(Dataset rows about figures)
——

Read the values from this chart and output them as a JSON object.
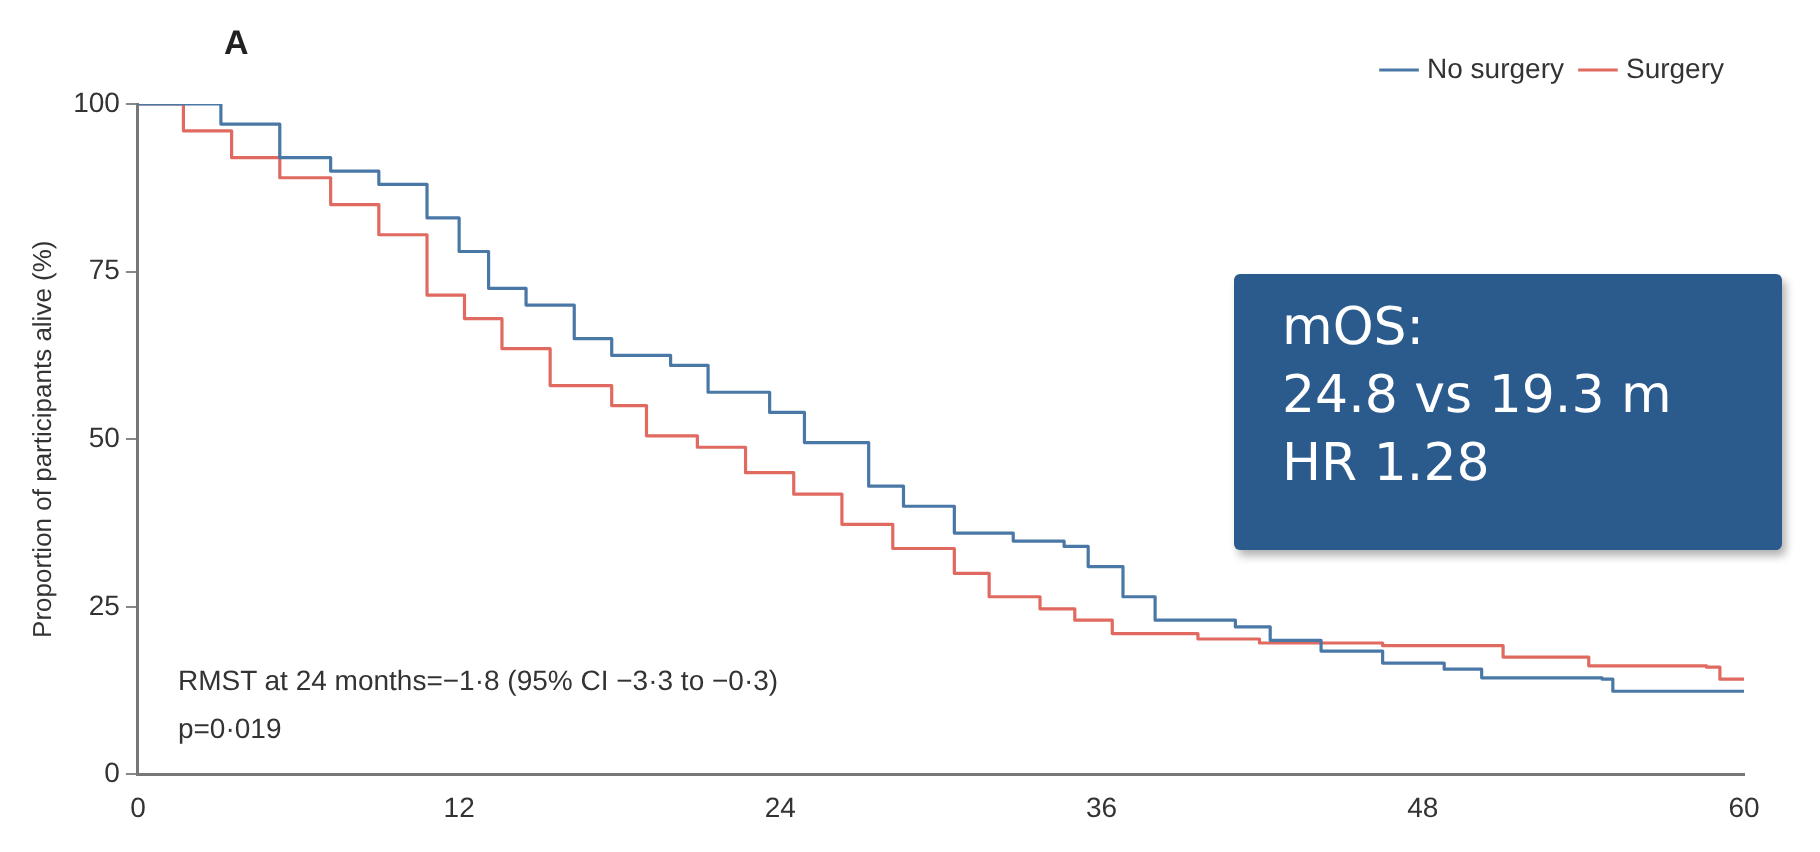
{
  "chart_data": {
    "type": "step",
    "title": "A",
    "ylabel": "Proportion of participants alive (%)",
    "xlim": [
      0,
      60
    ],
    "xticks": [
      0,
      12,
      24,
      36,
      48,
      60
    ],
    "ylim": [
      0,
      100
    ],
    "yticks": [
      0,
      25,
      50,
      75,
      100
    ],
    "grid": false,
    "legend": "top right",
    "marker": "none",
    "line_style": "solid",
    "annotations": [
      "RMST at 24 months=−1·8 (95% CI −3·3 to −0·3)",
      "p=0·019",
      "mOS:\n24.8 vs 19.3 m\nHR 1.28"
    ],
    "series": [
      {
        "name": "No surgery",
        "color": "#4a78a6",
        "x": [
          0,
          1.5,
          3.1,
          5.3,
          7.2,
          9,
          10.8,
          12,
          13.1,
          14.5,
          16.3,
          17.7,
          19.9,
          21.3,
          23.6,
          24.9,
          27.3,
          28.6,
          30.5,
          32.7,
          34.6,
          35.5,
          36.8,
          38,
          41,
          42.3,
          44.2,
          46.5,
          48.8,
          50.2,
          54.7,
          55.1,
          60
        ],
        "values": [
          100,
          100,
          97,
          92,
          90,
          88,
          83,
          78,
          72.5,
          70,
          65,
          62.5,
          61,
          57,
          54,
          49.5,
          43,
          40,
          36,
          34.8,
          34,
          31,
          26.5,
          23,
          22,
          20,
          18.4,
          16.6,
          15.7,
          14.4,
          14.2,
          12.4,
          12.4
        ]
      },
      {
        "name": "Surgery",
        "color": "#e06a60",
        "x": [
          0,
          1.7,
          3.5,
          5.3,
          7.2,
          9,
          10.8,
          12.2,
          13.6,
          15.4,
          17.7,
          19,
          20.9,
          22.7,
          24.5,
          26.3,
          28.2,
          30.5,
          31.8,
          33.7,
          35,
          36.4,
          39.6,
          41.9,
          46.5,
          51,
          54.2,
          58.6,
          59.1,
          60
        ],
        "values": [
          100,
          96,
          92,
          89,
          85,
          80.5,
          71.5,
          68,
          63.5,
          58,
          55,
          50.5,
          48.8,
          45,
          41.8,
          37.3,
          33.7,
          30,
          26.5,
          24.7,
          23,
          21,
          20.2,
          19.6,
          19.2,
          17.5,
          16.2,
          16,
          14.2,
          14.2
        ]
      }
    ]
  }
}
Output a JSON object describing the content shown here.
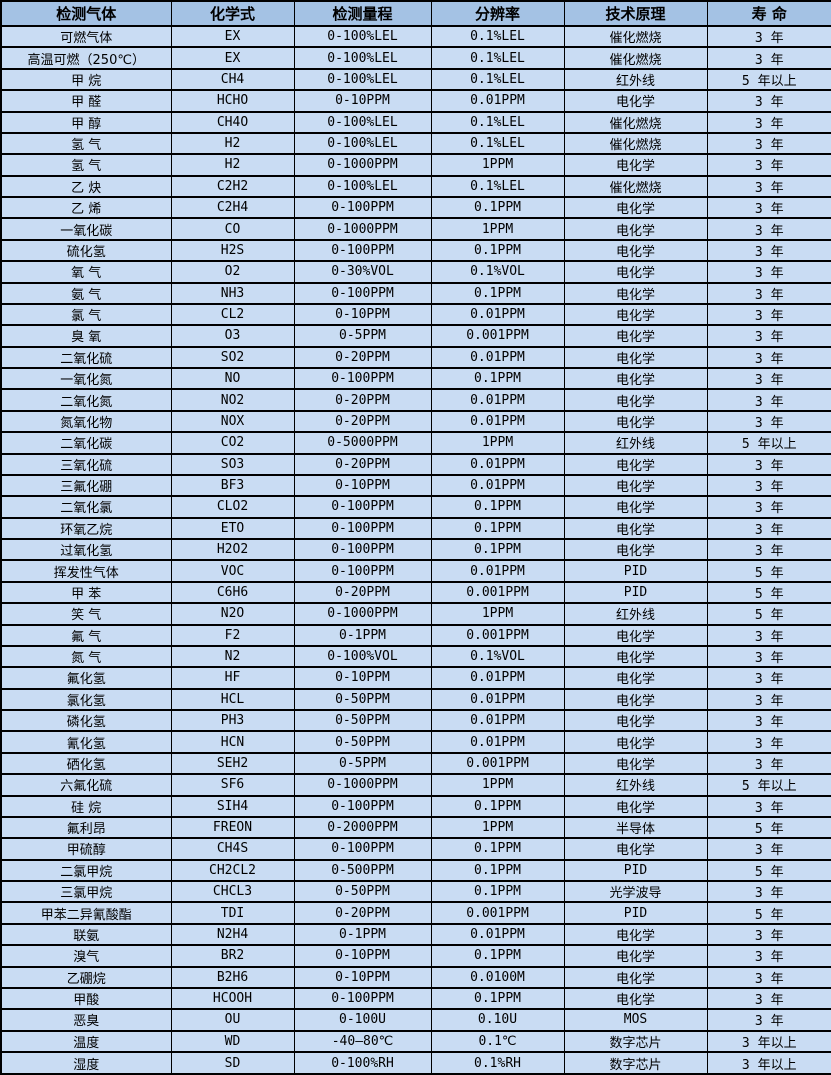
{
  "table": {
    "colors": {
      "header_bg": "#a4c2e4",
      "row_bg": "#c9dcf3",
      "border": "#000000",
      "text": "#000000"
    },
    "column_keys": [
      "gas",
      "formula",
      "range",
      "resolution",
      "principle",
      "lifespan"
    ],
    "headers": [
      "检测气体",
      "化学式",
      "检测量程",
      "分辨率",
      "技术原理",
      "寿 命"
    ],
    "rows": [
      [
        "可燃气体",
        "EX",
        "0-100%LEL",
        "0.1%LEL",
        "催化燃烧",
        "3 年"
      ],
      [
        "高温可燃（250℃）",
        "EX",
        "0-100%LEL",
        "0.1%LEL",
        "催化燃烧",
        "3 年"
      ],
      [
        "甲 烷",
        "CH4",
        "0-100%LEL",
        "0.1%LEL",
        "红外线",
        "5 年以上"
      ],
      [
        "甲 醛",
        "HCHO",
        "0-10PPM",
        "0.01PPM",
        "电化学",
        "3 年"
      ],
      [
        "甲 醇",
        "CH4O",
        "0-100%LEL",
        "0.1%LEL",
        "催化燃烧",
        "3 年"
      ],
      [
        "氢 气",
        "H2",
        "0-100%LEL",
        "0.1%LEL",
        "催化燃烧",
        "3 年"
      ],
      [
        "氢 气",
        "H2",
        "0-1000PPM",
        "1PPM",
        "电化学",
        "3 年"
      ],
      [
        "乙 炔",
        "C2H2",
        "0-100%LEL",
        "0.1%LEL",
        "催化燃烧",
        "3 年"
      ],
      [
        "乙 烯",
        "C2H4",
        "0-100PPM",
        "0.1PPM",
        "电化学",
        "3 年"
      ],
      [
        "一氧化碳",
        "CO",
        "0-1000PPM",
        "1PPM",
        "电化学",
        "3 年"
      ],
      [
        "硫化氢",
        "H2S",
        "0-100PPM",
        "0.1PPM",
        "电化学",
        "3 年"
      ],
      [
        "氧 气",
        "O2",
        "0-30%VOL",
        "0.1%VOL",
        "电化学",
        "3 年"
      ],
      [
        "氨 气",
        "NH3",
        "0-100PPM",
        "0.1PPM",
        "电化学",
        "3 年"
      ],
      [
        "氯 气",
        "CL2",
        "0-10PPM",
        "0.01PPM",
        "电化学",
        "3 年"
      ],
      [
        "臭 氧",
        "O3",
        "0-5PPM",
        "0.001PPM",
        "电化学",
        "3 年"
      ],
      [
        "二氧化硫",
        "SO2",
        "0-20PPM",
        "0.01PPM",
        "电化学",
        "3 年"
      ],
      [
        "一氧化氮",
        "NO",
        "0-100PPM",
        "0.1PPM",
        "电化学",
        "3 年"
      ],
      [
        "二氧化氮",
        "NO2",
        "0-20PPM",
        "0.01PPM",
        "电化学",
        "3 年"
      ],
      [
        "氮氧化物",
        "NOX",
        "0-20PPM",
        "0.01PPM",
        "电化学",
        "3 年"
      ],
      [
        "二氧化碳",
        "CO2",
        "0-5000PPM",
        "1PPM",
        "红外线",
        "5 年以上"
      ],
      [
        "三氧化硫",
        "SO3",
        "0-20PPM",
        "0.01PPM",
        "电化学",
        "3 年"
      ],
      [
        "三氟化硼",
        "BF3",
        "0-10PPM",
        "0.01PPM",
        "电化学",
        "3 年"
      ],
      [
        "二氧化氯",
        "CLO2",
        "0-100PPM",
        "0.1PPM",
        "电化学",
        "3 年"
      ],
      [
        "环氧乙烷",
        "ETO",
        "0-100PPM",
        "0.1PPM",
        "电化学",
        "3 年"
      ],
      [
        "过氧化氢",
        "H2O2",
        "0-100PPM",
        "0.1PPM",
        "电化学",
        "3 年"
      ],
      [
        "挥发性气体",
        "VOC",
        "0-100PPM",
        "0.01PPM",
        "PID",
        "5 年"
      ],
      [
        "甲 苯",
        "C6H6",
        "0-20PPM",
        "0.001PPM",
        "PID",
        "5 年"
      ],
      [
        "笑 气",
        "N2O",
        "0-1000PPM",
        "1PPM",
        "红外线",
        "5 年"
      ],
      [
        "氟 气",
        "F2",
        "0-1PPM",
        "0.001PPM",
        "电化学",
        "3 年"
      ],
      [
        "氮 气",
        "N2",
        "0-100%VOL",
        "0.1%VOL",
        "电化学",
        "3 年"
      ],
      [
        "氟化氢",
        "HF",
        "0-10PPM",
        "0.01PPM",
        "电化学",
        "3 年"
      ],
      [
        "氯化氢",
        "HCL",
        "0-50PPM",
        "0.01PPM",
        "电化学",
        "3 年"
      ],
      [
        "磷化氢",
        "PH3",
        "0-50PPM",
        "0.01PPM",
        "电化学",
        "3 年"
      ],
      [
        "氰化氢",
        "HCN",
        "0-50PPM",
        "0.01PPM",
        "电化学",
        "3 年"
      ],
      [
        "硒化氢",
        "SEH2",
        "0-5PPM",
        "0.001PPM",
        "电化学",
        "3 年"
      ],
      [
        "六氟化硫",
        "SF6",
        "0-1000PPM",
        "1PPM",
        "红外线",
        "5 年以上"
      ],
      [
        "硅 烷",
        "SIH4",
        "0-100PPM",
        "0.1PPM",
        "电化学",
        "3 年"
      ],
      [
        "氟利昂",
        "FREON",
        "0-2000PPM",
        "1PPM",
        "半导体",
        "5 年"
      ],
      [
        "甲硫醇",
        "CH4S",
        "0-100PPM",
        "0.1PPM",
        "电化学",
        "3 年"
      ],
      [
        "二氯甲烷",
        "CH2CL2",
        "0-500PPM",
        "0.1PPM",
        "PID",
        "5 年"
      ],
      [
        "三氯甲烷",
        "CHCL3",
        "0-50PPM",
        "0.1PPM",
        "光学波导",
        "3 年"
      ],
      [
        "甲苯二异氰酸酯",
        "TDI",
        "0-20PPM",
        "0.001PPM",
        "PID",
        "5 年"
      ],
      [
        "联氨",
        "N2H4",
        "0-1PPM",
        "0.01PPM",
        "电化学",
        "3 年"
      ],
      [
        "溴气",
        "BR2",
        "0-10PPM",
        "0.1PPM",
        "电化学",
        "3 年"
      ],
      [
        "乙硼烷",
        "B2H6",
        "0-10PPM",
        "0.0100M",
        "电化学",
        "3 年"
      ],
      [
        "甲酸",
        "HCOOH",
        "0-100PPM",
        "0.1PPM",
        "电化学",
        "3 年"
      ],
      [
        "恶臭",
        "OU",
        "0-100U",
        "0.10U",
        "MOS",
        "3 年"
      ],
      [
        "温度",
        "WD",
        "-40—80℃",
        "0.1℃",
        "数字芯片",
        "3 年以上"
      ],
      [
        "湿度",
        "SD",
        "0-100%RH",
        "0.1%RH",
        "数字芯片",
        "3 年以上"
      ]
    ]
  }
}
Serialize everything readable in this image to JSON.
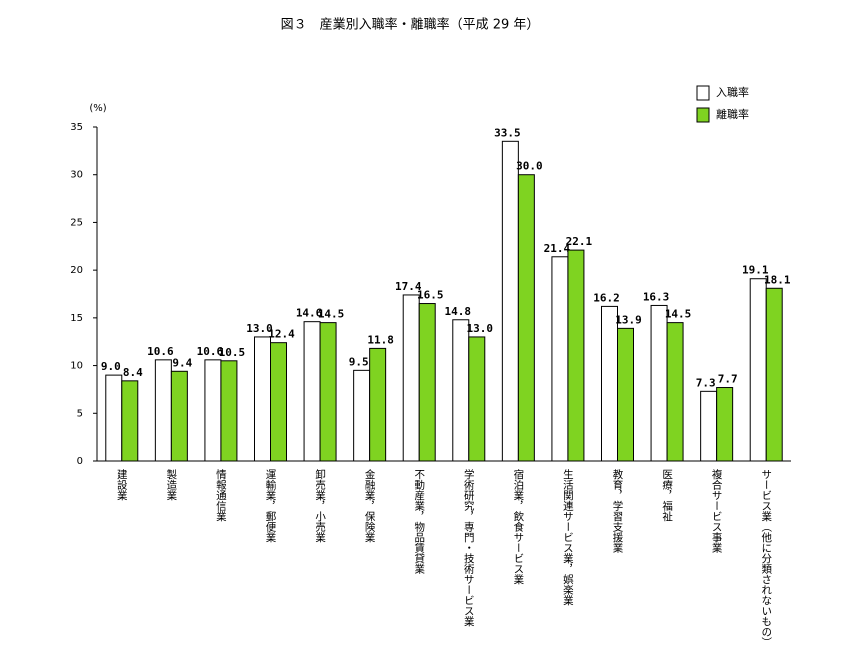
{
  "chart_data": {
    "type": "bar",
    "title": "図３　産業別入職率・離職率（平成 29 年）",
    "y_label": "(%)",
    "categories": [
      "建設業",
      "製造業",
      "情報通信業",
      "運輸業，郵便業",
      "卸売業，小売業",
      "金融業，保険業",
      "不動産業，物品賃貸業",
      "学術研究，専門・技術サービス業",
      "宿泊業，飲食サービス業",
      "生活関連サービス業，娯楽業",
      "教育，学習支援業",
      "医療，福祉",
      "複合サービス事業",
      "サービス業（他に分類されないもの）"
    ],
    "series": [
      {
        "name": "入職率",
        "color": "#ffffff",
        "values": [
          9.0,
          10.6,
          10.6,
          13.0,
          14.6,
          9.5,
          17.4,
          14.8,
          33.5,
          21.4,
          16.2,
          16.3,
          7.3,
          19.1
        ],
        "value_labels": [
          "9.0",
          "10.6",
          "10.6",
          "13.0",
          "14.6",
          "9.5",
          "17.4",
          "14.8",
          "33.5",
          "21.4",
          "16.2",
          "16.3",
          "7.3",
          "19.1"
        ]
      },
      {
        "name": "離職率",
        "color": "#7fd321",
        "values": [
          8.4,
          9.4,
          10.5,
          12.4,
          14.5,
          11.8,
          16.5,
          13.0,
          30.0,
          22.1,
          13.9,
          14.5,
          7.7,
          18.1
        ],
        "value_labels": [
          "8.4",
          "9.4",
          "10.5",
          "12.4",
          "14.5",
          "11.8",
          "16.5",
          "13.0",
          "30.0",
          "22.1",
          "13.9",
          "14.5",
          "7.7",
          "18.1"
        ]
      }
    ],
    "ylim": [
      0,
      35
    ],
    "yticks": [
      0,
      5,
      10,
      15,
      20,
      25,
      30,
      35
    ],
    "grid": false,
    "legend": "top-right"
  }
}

——

* _Directions_
All lines from the line containing "Serialize everything readable" through the end of the listing above are to be given again exactly; pictures are not part of the copy.

* _Full response_
Serialize everything readable in this image to JSON.
{
  "chart_data": {
    "type": "bar",
    "title": "図３　産業別入職率・離職率（平成 29 年）",
    "y_label": "(%)",
    "categories": [
      "建設業",
      "製造業",
      "情報通信業",
      "運輸業，郵便業",
      "卸売業，小売業",
      "金融業，保険業",
      "不動産業，物品賃貸業",
      "学術研究，専門・技術サービス業",
      "宿泊業，飲食サービス業",
      "生活関連サービス業，娯楽業",
      "教育，学習支援業",
      "医療，福祉",
      "複合サービス事業",
      "サービス業（他に分類されないもの）"
    ],
    "series": [
      {
        "name": "入職率",
        "color": "#ffffff",
        "values": [
          9.0,
          10.6,
          10.6,
          13.0,
          14.6,
          9.5,
          17.4,
          14.8,
          33.5,
          21.4,
          16.2,
          16.3,
          7.3,
          19.1
        ],
        "value_labels": [
          "9.0",
          "10.6",
          "10.6",
          "13.0",
          "14.6",
          "9.5",
          "17.4",
          "14.8",
          "33.5",
          "21.4",
          "16.2",
          "16.3",
          "7.3",
          "19.1"
        ]
      },
      {
        "name": "離職率",
        "color": "#7fd321",
        "values": [
          8.4,
          9.4,
          10.5,
          12.4,
          14.5,
          11.8,
          16.5,
          13.0,
          30.0,
          22.1,
          13.9,
          14.5,
          7.7,
          18.1
        ],
        "value_labels": [
          "8.4",
          "9.4",
          "10.5",
          "12.4",
          "14.5",
          "11.8",
          "16.5",
          "13.0",
          "30.0",
          "22.1",
          "13.9",
          "14.5",
          "7.7",
          "18.1"
        ]
      }
    ],
    "ylim": [
      0,
      35
    ],
    "yticks": [
      0,
      5,
      10,
      15,
      20,
      25,
      30,
      35
    ],
    "grid": false,
    "legend": "top-right"
  }
}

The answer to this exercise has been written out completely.